§ What the task asks
In the entries below, count every line with the word "Convert". Return only the count.
====== Dataset excerpts
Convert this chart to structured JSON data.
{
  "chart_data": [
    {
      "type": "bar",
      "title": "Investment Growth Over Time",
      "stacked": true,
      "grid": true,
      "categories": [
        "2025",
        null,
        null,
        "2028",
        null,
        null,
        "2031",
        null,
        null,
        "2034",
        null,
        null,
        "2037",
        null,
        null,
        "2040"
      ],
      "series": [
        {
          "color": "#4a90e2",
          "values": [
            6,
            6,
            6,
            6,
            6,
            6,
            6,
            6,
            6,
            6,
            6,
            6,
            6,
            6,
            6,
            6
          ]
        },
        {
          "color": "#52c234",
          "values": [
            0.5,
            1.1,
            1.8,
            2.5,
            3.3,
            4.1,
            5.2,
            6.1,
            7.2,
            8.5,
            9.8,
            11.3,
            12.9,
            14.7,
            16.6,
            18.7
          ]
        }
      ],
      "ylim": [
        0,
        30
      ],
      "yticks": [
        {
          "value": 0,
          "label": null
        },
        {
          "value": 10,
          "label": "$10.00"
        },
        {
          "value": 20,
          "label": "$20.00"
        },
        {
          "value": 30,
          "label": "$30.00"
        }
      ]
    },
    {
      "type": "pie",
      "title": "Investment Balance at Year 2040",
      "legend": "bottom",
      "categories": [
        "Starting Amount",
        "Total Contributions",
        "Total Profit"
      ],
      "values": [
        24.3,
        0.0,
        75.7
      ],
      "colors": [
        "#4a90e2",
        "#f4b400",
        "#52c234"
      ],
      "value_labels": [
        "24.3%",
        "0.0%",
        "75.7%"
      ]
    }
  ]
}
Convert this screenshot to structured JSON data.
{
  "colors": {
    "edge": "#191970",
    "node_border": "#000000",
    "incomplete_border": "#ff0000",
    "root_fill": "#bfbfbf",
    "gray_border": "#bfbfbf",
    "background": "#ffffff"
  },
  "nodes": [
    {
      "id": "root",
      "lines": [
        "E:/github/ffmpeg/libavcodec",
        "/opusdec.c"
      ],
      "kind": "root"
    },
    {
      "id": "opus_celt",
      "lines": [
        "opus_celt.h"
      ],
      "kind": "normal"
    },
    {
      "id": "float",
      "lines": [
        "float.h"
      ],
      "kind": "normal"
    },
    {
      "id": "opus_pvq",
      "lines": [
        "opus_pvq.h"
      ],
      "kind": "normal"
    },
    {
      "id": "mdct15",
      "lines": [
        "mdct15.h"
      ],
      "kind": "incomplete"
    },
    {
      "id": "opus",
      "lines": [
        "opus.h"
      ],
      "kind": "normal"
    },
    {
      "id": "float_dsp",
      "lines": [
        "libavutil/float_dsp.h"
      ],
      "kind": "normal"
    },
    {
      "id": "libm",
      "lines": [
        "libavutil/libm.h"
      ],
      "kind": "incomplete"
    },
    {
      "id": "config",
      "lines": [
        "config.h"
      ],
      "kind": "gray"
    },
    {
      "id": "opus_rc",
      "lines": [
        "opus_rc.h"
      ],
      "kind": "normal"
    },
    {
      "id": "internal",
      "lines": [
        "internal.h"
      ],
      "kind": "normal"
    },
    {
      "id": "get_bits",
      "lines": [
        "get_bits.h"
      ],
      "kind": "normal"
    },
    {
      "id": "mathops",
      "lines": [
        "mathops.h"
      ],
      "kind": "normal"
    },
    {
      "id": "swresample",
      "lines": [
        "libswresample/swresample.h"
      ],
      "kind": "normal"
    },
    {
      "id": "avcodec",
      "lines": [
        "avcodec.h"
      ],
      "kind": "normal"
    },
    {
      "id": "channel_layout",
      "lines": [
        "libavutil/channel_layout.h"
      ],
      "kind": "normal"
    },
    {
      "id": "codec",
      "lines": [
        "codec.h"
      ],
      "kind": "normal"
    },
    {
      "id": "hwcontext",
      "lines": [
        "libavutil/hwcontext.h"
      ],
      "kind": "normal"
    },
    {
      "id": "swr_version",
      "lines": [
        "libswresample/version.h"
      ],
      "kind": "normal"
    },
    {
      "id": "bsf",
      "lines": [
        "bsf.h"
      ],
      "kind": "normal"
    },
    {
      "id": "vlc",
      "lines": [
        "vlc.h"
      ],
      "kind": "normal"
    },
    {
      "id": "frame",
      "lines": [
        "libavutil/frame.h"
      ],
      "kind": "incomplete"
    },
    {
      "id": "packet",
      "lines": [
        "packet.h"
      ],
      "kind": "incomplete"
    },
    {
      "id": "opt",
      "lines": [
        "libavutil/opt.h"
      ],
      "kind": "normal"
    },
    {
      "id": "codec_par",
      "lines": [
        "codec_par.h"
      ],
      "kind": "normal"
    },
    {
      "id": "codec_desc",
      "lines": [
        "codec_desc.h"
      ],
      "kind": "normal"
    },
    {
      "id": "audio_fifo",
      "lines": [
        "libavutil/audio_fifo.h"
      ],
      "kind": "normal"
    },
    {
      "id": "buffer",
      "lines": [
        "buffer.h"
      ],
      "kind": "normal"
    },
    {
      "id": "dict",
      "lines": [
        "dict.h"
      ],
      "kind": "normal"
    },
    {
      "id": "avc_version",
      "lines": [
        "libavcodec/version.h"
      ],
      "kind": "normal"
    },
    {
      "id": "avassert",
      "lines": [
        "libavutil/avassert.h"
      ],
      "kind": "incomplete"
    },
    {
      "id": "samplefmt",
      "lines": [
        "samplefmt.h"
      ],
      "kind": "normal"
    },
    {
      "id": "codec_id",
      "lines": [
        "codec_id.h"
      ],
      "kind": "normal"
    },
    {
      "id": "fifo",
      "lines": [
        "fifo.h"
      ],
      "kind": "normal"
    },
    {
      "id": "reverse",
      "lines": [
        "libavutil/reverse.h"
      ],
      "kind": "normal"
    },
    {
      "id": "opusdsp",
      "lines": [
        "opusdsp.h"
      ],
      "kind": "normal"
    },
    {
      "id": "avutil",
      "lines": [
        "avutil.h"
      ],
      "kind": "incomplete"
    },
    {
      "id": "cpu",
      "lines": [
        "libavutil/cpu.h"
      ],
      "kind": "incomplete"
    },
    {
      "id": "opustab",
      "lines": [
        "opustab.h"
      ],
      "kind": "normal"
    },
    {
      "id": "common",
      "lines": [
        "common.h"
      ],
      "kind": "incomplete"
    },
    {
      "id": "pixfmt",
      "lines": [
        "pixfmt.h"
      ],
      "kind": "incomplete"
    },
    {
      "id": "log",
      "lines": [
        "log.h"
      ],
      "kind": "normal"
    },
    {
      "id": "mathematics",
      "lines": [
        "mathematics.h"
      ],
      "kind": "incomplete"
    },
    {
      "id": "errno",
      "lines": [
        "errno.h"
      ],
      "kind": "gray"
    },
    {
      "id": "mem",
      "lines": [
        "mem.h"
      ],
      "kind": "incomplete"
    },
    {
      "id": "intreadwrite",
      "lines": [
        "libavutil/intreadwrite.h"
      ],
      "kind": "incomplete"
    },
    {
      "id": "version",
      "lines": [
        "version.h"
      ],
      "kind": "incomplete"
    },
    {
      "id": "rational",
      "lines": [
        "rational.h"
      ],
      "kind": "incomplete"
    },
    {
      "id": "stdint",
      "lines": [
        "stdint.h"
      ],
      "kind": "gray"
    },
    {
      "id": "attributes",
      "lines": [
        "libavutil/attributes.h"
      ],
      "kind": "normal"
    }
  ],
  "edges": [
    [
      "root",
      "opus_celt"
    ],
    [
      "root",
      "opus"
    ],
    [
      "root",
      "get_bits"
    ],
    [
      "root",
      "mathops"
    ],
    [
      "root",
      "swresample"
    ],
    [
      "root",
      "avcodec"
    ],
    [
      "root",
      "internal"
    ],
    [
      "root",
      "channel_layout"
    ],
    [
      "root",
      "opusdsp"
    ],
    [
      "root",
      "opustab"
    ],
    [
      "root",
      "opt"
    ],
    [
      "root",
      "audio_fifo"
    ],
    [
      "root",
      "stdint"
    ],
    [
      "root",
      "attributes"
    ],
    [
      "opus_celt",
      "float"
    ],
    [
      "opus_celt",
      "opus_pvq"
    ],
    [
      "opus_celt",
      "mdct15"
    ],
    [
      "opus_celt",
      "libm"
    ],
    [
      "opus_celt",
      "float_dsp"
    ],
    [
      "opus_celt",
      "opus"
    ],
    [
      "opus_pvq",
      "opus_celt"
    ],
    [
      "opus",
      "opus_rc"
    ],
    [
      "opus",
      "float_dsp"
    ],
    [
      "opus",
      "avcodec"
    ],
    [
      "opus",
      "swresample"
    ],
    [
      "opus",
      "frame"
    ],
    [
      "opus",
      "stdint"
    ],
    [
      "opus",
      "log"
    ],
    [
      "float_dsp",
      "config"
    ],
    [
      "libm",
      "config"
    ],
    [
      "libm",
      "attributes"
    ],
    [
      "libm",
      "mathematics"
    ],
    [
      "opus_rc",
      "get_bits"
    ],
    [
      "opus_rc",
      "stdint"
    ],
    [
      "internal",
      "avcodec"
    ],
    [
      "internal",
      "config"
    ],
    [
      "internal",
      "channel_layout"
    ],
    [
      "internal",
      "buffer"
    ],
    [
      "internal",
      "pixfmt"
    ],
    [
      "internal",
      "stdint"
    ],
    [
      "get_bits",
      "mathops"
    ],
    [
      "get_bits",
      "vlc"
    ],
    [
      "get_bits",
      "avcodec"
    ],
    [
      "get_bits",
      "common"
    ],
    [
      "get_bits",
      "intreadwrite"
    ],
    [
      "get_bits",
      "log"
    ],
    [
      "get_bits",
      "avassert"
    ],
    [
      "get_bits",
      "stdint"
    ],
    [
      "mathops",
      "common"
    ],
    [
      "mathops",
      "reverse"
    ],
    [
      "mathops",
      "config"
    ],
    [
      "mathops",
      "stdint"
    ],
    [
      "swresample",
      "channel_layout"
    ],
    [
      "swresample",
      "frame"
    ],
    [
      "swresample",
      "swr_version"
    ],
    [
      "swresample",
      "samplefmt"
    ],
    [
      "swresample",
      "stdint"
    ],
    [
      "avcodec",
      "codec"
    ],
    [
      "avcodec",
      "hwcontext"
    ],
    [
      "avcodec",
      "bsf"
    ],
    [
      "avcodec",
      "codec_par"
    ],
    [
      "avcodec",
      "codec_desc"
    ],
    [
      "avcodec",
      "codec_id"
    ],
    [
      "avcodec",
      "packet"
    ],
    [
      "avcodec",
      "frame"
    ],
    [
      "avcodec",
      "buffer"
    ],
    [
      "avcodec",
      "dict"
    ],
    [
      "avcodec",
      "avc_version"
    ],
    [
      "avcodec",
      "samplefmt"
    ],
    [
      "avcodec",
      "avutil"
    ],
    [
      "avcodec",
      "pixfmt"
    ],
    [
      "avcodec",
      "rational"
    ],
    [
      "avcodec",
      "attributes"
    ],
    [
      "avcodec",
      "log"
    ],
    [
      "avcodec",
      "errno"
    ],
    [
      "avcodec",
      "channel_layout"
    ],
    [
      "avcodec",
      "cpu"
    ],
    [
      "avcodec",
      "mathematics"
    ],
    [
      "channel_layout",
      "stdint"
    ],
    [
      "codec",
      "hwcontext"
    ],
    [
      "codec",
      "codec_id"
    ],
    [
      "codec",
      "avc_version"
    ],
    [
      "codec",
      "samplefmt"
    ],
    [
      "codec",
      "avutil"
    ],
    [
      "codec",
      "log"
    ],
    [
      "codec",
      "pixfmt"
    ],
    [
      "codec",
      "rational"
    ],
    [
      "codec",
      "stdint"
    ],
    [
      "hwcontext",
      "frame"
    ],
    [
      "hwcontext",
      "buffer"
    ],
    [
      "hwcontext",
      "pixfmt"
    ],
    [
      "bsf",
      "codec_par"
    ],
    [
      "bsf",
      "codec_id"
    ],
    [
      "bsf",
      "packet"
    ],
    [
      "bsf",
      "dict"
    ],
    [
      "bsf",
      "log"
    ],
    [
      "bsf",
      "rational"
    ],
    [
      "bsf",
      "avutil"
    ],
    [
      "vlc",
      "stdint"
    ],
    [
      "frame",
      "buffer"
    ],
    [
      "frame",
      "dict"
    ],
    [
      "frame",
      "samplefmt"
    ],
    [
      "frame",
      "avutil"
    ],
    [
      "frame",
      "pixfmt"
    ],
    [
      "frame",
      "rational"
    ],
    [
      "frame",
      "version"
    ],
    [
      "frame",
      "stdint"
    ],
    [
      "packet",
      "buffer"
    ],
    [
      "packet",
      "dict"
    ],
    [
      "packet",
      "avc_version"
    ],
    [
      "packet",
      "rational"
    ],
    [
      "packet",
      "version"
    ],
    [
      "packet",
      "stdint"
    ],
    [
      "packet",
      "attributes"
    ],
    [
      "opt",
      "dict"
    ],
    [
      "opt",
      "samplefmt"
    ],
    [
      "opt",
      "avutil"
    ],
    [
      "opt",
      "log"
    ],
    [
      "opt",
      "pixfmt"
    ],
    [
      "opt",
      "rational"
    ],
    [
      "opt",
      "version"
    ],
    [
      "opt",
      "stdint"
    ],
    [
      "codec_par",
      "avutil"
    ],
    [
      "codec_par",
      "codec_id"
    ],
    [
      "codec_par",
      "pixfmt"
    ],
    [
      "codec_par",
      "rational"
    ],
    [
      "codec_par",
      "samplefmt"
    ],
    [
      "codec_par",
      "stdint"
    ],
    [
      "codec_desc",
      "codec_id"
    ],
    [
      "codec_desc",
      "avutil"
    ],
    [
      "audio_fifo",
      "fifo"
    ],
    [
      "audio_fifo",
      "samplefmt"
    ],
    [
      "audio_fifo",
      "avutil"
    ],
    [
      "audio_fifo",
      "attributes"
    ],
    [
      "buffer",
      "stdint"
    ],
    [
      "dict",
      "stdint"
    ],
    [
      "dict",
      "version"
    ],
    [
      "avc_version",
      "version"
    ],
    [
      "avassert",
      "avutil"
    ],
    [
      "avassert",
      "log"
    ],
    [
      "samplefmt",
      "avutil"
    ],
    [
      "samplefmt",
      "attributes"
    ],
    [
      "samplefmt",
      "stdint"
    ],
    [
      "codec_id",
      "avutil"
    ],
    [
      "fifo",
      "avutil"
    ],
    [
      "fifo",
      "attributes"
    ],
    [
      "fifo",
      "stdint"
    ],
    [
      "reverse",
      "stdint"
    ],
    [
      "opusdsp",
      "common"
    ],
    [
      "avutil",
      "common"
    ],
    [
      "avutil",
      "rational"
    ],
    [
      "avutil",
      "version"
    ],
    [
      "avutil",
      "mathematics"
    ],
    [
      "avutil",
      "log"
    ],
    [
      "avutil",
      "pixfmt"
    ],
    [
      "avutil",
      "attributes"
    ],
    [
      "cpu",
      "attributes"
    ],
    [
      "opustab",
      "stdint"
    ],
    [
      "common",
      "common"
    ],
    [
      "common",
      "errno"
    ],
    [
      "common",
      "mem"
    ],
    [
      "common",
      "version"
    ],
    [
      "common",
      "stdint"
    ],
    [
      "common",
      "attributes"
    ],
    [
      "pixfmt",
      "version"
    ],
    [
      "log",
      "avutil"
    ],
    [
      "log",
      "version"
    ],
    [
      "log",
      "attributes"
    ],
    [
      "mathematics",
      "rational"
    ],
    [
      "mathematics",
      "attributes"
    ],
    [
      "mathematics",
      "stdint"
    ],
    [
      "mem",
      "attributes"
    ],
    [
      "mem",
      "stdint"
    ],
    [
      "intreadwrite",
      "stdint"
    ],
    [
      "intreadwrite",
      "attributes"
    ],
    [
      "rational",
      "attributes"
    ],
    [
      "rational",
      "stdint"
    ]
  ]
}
============
§ Correct output
2